• _Description of the task_:
Reproduce every line in the listing that contains the word "Department".

-- Begin Records for processing --

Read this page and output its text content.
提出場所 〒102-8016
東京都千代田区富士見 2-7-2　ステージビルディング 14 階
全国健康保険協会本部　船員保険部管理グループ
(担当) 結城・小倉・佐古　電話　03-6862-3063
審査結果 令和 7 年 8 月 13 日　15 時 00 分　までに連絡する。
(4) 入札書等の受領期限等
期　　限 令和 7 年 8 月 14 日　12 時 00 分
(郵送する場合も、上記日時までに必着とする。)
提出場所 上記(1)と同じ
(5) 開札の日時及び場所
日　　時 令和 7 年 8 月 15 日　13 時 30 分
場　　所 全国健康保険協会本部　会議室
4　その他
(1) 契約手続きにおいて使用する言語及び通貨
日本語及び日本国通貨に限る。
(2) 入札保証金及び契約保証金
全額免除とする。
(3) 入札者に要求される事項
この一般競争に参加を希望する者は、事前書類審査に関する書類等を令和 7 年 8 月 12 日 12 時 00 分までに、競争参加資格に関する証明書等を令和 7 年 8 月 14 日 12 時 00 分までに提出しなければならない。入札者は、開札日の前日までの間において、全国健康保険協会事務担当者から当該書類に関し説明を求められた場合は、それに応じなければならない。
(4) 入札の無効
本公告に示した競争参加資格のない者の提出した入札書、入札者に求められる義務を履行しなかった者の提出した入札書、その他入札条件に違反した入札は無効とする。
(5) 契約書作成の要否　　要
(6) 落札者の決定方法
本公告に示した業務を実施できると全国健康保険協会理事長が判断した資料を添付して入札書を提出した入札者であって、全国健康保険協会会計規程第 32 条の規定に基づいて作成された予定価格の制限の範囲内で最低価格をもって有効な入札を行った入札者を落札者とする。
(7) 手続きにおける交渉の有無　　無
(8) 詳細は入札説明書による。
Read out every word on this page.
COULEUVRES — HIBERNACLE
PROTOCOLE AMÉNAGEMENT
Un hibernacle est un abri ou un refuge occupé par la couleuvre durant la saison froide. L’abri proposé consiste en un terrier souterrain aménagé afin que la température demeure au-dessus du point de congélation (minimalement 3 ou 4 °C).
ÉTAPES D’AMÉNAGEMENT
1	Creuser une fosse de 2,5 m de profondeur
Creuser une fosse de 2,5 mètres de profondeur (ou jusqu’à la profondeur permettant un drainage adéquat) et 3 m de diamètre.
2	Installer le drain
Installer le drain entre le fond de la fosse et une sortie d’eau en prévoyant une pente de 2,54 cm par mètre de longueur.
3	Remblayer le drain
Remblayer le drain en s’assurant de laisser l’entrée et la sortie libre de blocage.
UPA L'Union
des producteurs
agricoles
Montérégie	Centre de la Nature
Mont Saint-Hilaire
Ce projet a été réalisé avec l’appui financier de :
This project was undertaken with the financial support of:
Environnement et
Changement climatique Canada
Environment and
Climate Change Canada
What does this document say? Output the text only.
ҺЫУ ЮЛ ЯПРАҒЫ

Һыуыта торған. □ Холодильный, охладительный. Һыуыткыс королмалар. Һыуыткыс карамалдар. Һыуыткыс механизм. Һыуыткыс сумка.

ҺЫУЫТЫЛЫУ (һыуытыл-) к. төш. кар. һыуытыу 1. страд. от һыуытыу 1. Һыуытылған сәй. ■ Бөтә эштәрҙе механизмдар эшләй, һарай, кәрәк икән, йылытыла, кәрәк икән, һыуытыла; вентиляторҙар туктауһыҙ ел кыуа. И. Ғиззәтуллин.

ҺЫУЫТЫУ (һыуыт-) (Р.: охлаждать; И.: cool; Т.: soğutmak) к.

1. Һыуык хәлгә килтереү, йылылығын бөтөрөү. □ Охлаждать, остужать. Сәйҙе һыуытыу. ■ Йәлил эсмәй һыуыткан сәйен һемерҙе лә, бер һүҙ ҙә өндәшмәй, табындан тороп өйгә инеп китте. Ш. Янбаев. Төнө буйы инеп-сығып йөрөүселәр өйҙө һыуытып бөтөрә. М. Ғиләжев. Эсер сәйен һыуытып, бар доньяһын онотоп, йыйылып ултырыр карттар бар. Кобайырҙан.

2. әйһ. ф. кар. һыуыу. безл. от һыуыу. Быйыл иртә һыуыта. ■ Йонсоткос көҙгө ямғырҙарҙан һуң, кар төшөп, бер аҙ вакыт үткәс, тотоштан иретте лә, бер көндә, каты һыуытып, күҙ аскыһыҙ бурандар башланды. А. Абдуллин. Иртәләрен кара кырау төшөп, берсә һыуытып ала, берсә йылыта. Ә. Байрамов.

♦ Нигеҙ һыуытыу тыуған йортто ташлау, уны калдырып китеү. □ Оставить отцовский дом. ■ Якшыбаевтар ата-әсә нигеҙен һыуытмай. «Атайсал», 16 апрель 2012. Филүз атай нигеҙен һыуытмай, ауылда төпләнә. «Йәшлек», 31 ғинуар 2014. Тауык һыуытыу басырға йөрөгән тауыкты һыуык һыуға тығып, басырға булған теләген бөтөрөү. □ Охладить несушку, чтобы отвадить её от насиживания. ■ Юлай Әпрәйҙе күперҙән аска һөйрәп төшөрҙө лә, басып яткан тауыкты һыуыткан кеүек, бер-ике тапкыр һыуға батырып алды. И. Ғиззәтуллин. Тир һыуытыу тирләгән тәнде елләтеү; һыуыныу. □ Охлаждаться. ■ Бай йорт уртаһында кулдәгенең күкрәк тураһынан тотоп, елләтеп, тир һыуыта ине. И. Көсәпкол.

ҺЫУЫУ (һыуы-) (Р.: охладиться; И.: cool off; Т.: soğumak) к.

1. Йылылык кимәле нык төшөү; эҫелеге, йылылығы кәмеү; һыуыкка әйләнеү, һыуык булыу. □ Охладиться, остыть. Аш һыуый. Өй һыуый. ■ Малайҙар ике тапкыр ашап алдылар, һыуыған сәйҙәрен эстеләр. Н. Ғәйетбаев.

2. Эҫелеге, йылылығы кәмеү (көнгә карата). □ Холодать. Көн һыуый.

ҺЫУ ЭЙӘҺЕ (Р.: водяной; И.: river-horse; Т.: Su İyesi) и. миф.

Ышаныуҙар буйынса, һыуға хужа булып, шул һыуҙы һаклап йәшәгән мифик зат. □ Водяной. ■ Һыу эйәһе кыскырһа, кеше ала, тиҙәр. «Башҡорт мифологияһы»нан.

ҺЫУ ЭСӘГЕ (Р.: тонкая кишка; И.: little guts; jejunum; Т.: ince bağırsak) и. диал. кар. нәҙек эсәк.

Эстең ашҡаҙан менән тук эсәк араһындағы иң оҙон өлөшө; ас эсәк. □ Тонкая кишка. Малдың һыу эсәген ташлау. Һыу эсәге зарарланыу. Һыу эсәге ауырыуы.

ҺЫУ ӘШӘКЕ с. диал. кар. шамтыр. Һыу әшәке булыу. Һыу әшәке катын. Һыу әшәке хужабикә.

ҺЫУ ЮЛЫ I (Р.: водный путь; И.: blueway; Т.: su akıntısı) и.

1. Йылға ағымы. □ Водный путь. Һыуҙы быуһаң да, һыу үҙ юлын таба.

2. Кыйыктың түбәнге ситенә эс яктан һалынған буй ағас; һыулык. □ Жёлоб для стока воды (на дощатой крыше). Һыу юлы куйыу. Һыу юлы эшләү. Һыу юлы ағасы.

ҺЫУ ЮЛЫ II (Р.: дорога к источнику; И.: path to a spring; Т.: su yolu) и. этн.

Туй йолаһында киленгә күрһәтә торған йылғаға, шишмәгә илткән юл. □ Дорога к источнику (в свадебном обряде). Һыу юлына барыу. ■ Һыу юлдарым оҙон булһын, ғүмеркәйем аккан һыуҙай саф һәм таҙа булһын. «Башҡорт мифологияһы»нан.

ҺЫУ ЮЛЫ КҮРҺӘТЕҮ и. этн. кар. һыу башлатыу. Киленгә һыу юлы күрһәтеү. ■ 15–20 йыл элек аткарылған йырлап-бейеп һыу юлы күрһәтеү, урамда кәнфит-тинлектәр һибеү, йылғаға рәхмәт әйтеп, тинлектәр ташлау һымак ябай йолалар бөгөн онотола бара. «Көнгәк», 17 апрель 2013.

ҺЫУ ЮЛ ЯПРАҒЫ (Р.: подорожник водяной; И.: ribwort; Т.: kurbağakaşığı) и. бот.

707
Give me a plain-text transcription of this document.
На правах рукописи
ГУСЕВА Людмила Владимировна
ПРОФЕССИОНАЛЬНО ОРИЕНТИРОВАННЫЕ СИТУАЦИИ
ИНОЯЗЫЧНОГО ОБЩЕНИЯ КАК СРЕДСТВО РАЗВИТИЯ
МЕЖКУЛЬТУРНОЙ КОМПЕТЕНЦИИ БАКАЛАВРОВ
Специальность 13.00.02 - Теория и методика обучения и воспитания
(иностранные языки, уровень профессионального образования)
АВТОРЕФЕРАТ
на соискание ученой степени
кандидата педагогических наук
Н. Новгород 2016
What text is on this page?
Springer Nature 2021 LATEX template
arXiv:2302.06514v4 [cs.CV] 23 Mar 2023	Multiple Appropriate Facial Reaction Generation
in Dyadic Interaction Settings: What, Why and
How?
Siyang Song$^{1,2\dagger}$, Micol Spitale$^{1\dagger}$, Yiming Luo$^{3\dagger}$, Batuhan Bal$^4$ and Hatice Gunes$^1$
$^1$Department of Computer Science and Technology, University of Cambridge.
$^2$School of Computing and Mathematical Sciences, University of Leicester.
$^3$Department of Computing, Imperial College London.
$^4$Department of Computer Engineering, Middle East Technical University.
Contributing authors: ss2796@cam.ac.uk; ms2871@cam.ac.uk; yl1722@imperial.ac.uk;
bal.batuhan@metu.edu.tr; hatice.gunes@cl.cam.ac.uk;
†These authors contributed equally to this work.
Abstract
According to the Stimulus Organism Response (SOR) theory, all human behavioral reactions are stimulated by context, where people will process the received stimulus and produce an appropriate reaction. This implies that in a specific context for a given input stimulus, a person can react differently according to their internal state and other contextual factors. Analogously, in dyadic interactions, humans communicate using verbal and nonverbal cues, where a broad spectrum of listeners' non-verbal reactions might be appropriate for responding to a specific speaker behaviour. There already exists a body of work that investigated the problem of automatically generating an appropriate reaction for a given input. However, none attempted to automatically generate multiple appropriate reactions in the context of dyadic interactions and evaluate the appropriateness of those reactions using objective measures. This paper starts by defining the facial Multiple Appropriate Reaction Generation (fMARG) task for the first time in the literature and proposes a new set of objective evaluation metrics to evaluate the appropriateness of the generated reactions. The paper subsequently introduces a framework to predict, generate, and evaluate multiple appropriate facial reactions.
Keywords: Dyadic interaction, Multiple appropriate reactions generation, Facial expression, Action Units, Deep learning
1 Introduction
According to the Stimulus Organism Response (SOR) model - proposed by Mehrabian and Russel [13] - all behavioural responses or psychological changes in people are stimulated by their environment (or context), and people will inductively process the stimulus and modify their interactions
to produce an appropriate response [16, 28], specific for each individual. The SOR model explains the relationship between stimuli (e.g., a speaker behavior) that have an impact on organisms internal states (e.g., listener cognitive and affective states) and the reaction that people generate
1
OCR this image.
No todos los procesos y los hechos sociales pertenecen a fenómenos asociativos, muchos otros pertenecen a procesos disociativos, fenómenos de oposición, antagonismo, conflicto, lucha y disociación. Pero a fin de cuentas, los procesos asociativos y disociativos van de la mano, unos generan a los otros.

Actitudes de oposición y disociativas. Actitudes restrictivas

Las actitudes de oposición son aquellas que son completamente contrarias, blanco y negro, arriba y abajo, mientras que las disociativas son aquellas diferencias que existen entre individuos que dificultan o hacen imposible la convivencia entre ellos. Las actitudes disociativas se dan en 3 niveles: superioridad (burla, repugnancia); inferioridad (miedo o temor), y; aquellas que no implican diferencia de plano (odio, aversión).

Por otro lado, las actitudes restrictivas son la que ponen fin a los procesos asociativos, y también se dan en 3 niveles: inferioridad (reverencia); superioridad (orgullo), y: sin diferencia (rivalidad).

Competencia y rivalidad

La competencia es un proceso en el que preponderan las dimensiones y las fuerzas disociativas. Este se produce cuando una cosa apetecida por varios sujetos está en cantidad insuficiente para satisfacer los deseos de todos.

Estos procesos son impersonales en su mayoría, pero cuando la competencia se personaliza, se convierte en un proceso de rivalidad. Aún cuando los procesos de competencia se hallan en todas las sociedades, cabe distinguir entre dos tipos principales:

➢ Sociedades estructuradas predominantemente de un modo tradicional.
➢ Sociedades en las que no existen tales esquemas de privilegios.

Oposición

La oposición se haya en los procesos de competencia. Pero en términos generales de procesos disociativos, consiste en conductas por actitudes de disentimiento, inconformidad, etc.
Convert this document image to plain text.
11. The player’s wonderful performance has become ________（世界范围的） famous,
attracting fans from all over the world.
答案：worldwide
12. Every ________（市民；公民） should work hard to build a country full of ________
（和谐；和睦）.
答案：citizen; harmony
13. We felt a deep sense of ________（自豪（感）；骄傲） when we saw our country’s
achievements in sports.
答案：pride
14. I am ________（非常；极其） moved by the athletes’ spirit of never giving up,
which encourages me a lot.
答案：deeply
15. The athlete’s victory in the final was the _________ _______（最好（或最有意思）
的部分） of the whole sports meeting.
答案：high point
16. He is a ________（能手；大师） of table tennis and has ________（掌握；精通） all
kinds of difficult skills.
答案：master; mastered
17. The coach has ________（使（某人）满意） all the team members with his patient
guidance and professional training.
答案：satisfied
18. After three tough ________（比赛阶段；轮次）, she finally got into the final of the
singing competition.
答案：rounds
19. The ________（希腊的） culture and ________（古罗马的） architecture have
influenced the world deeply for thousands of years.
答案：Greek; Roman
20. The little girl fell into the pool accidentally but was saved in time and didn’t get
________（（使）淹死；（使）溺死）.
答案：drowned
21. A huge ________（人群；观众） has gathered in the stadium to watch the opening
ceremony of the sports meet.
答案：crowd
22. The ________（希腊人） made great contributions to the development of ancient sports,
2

-- End Records for processing --

• _Reply_:
$^1$Department of Computer Science and Technology, University of Cambridge.
$^3$Department of Computing, Imperial College London.
$^4$Department of Computer Engineering, Middle East Technical University.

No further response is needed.